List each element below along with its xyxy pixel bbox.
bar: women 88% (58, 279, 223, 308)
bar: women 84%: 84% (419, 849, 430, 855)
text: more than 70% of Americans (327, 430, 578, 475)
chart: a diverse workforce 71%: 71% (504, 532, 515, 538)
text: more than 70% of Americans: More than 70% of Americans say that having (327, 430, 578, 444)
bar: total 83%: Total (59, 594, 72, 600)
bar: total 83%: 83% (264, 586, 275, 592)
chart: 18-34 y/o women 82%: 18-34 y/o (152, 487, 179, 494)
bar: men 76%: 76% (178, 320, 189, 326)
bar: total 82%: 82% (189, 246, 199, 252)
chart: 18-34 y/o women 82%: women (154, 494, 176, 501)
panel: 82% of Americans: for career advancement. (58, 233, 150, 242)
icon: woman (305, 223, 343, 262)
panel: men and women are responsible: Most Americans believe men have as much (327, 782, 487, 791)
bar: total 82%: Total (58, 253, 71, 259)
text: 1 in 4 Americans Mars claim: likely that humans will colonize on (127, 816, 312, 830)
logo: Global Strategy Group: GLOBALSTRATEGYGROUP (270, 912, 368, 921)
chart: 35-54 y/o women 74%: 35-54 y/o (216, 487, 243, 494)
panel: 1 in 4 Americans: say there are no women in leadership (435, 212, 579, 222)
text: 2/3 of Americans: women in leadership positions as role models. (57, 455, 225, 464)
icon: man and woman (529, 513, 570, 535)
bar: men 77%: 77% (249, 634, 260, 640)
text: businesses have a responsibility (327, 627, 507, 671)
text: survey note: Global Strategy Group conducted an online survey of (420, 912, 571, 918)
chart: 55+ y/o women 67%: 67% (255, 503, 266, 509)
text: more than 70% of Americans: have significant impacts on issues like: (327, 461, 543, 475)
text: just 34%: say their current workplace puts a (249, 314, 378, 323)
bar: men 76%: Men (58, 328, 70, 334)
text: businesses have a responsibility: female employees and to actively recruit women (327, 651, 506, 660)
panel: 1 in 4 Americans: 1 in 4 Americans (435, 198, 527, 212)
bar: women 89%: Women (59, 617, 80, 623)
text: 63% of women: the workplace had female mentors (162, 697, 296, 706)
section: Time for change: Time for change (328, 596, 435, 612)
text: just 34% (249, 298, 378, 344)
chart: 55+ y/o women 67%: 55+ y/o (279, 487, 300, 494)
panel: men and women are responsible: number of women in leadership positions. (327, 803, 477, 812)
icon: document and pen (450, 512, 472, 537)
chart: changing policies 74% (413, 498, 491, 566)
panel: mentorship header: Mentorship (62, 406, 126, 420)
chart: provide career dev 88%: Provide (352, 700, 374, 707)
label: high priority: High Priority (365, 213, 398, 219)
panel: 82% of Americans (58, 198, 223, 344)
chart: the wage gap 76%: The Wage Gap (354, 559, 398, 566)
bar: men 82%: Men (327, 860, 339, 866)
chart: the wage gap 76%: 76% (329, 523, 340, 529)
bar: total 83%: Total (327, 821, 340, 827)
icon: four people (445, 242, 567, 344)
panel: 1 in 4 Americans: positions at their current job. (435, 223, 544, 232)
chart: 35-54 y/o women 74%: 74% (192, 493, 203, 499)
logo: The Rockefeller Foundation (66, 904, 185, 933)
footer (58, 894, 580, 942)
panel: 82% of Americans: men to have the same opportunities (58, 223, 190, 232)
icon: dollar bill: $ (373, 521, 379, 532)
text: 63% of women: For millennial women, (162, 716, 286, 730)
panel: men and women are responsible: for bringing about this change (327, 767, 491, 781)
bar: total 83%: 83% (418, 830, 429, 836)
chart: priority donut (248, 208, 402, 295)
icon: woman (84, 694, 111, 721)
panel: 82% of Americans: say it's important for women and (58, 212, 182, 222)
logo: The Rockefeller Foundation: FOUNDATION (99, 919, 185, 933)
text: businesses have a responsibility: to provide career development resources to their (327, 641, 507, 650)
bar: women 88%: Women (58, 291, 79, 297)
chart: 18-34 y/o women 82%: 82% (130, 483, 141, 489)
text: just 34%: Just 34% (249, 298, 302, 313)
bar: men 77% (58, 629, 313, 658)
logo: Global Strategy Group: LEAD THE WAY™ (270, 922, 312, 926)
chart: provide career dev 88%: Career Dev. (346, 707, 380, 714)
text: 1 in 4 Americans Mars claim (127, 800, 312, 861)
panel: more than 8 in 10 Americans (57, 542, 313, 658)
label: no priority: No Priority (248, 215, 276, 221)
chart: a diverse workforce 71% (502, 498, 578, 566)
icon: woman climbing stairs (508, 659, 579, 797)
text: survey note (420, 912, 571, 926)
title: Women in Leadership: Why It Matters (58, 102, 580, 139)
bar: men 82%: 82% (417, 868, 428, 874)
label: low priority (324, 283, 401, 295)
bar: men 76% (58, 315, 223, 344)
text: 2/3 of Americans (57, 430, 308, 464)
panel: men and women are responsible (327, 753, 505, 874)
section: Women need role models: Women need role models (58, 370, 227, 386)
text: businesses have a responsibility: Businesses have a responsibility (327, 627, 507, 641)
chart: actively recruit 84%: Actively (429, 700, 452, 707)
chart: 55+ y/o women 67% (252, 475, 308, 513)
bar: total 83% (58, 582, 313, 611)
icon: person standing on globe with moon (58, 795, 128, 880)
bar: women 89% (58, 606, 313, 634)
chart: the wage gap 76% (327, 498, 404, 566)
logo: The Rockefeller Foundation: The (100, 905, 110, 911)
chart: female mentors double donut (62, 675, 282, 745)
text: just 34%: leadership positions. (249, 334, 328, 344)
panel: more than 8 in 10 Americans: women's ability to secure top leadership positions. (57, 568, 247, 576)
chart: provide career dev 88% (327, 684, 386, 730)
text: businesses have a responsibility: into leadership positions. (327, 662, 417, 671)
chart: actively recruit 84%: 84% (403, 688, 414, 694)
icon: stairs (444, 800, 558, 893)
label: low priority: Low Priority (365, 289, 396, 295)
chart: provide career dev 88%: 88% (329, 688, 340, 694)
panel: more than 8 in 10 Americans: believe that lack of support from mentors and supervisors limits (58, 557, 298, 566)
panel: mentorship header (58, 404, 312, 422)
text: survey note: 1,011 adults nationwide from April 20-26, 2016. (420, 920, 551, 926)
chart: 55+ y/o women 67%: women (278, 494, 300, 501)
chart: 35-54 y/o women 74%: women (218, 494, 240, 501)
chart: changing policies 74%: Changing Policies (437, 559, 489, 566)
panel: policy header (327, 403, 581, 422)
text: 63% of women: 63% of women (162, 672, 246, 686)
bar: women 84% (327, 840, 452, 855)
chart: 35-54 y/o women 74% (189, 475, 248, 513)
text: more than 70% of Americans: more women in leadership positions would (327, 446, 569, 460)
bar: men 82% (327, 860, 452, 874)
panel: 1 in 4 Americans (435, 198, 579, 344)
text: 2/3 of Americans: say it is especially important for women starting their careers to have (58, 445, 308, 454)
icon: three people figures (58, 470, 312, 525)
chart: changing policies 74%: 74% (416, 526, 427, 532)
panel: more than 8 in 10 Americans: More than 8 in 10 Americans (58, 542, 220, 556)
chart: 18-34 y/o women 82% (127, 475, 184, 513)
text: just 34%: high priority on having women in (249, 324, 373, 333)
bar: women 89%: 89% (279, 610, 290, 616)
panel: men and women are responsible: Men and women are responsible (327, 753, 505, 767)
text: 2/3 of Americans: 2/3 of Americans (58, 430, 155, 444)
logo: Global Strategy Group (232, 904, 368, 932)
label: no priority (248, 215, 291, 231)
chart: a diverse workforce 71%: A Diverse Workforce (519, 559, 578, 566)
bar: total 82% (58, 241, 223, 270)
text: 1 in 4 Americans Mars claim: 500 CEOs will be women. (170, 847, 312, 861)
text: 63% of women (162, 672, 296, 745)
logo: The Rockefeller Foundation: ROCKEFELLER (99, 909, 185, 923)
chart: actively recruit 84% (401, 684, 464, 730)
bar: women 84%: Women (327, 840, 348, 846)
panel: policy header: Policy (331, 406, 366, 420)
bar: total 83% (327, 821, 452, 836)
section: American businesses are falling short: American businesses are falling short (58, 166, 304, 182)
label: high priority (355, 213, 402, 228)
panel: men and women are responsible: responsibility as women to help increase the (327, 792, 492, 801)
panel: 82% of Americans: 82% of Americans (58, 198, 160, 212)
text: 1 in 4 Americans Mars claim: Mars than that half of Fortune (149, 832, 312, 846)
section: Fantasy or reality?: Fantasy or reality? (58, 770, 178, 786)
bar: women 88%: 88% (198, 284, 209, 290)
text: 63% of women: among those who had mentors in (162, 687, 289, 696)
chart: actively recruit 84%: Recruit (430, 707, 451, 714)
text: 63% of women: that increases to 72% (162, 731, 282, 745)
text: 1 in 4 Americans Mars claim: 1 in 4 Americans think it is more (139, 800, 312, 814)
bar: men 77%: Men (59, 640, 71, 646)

------------------------------

▶ Direction: Reproduce the material from its first line through the line containing "text: more than 70% of Americans: More than", changing "bar" to "column" and leaving everything else unchanged.

▶ Answer to the exercise:
List each element below along with its xyxy pixel bbox.
column: women 88% (58, 279, 223, 308)
column: women 84%: 84% (419, 849, 430, 855)
text: more than 70% of Americans (327, 430, 578, 475)
chart: a diverse workforce 71%: 71% (504, 532, 515, 538)
text: more than 70% of Americans: More than 70% of Americans say that having (327, 430, 578, 444)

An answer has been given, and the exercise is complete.